**TASK REQUIREMENTS**
Your task is to copy every line of this material exactly.

**DATA LINES**
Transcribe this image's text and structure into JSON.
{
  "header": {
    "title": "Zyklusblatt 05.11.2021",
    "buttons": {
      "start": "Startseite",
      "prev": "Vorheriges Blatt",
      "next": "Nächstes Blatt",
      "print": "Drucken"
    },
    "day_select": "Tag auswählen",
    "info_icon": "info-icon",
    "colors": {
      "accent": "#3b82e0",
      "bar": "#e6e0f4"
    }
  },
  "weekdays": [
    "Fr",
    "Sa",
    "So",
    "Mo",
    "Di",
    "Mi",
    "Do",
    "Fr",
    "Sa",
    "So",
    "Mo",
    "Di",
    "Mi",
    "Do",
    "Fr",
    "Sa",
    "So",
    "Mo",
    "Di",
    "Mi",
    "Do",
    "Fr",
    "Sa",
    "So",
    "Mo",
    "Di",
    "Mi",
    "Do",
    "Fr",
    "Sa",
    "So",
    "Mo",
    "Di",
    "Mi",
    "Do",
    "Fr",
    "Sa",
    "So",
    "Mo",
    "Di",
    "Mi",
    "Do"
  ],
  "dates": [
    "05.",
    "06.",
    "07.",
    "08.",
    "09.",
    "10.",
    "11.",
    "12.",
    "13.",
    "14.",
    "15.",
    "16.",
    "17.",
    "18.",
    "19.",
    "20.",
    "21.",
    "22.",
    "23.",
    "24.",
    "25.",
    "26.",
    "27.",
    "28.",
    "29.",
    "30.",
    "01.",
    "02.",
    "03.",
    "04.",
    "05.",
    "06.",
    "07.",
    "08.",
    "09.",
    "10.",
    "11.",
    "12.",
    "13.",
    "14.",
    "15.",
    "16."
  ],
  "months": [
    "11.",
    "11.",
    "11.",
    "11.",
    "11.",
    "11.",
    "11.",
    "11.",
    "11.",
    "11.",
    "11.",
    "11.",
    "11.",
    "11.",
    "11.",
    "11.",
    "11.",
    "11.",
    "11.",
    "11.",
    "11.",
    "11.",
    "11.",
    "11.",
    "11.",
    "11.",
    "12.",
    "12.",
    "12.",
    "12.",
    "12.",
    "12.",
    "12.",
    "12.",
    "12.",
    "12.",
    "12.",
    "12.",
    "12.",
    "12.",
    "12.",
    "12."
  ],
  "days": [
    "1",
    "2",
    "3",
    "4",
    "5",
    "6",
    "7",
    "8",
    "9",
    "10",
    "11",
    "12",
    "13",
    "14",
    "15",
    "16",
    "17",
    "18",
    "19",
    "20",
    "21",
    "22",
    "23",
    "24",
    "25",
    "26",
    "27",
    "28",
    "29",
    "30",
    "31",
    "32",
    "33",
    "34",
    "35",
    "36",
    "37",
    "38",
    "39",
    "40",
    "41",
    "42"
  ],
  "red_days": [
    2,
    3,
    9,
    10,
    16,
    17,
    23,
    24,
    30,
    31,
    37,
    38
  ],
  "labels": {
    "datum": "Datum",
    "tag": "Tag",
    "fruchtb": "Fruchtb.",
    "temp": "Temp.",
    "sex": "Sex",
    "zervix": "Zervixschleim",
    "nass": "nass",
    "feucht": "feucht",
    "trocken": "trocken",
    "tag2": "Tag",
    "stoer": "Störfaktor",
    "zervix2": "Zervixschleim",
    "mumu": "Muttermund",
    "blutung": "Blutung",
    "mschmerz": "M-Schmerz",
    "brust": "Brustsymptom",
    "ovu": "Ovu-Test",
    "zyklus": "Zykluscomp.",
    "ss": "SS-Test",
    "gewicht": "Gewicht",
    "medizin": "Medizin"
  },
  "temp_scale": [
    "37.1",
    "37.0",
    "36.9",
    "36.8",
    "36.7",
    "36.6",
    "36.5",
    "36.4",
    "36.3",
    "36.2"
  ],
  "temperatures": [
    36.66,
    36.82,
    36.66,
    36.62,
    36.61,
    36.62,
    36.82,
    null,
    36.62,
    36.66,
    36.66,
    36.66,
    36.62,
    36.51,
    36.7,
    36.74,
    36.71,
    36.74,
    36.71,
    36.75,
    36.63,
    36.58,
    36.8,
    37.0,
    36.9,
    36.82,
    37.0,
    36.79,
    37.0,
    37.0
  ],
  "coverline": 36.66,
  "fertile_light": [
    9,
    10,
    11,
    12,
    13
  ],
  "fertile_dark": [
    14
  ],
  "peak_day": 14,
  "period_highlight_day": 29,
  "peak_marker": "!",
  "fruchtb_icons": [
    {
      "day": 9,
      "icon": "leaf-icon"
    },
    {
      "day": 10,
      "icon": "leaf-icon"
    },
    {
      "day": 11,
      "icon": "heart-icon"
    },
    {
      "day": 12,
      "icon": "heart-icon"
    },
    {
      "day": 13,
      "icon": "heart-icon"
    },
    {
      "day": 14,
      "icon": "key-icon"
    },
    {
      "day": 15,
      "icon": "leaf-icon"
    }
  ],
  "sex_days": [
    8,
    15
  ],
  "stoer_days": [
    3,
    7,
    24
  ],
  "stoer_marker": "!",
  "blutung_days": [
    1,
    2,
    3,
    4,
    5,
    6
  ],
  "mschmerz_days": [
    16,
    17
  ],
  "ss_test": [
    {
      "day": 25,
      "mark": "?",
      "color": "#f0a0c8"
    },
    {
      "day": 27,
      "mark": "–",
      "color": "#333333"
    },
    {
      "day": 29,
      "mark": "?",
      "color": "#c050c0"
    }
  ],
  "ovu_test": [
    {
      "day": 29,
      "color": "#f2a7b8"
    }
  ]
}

**SOLUTION FOR THIS TASK**
Transcribe this image's text and structure into JSON.
{
  "header": {
    "title": "Zyklusblatt 05.11.2021",
    "buttons": {
      "start": "Startseite",
      "prev": "Vorheriges Blatt",
      "next": "Nächstes Blatt",
      "print": "Drucken"
    },
    "day_select": "Tag auswählen",
    "info_icon": "info-icon",
    "colors": {
      "accent": "#3b82e0",
      "bar": "#e6e0f4"
    }
  },
  "weekdays": [
    "Fr",
    "Sa",
    "So",
    "Mo",
    "Di",
    "Mi",
    "Do",
    "Fr",
    "Sa",
    "So",
    "Mo",
    "Di",
    "Mi",
    "Do",
    "Fr",
    "Sa",
    "So",
    "Mo",
    "Di",
    "Mi",
    "Do",
    "Fr",
    "Sa",
    "So",
    "Mo",
    "Di",
    "Mi",
    "Do",
    "Fr",
    "Sa",
    "So",
    "Mo",
    "Di",
    "Mi",
    "Do",
    "Fr",
    "Sa",
    "So",
    "Mo",
    "Di",
    "Mi",
    "Do"
  ],
  "dates": [
    "05.",
    "06.",
    "07.",
    "08.",
    "09.",
    "10.",
    "11.",
    "12.",
    "13.",
    "14.",
    "15.",
    "16.",
    "17.",
    "18.",
    "19.",
    "20.",
    "21.",
    "22.",
    "23.",
    "24.",
    "25.",
    "26.",
    "27.",
    "28.",
    "29.",
    "30.",
    "01.",
    "02.",
    "03.",
    "04.",
    "05.",
    "06.",
    "07.",
    "08.",
    "09.",
    "10.",
    "11.",
    "12.",
    "13.",
    "14.",
    "15.",
    "16."
  ],
  "months": [
    "11.",
    "11.",
    "11.",
    "11.",
    "11.",
    "11.",
    "11.",
    "11.",
    "11.",
    "11.",
    "11.",
    "11.",
    "11.",
    "11.",
    "11.",
    "11.",
    "11.",
    "11.",
    "11.",
    "11.",
    "11.",
    "11.",
    "11.",
    "11.",
    "11.",
    "11.",
    "12.",
    "12.",
    "12.",
    "12.",
    "12.",
    "12.",
    "12.",
    "12.",
    "12.",
    "12.",
    "12.",
    "12.",
    "12.",
    "12.",
    "12.",
    "12."
  ],
  "days": [
    "1",
    "2",
    "3",
    "4",
    "5",
    "6",
    "7",
    "8",
    "9",
    "10",
    "11",
    "12",
    "13",
    "14",
    "15",
    "16",
    "17",
    "18",
    "19",
    "20",
    "21",
    "22",
    "23",
    "24",
    "25",
    "26",
    "27",
    "28",
    "29",
    "30",
    "31",
    "32",
    "33",
    "34",
    "35",
    "36",
    "37",
    "38",
    "39",
    "40",
    "41",
    "42"
  ],
  "red_days": [
    2,
    3,
    9,
    10,
    16,
    17,
    23,
    24,
    30,
    31,
    37,
    38
  ],
  "labels": {
    "datum": "Datum",
    "tag": "Tag",
    "fruchtb": "Fruchtb.",
    "temp": "Temp.",
    "sex": "Sex",
    "zervix": "Zervixschleim",
    "nass": "nass",
    "feucht": "feucht",
    "trocken": "trocken",
    "tag2": "Tag",
    "stoer": "Störfaktor",
    "zervix2": "Zervixschleim",
    "mumu": "Muttermund",
    "blutung": "Blutung",
    "mschmerz": "M-Schmerz",
    "brust": "Brustsymptom",
    "ovu": "Ovu-Test",
    "zyklus": "Zykluscomp.",
    "ss": "SS-Test",
    "gewicht": "Gewicht",
    "medizin": "Medizin"
  },
  "temp_scale": [
    "37.1",
    "37.0",
    "36.9",
    "36.8",
    "36.7",
    "36.6",
    "36.5",
    "36.4",
    "36.3",
    "36.2"
  ],
  "temperatures": [
    36.66,
    36.82,
    36.66,
    36.62,
    36.61,
    36.62,
    36.82,
    null,
    36.62,
    36.66,
    36.66,
    36.66,
    36.62,
    36.51,
    36.7,
    36.74,
    36.71,
    36.74,
    36.71,
    36.75,
    36.63,
    36.58,
    36.8,
    37.0,
    36.9,
    36.82,
    37.0,
    36.79,
    37.0,
    37.0
  ],
  "coverline": 36.66,
  "fertile_light": [
    9,
    10,
    11,
    12,
    13
  ],
  "fertile_dark": [
    14
  ],
  "peak_day": 14,
  "period_highlight_day": 29,
  "peak_marker": "!",
  "fruchtb_icons": [
    {
      "day": 9,
      "icon": "leaf-icon"
    },
    {
      "day": 10,
      "icon": "leaf-icon"
    },
    {
      "day": 11,
      "icon": "heart-icon"
    },
    {
      "day": 12,
      "icon": "heart-icon"
    },
    {
      "day": 13,
      "icon": "heart-icon"
    },
    {
      "day": 14,
      "icon": "key-icon"
    },
    {
      "day": 15,
      "icon": "leaf-icon"
    }
  ],
  "sex_days": [
    8,
    15
  ],
  "stoer_days": [
    3,
    7,
    24
  ],
  "stoer_marker": "!",
  "blutung_days": [
    1,
    2,
    3,
    4,
    5,
    6
  ],
  "mschmerz_days": [
    16,
    17
  ],
  "ss_test": [
    {
      "day": 25,
      "mark": "?",
      "color": "#f0a0c8"
    },
    {
      "day": 27,
      "mark": "–",
      "color": "#333333"
    },
    {
      "day": 29,
      "mark": "?",
      "color": "#c050c0"
    }
  ],
  "ovu_test": [
    {
      "day": 29,
      "color": "#f2a7b8"
    }
  ]
}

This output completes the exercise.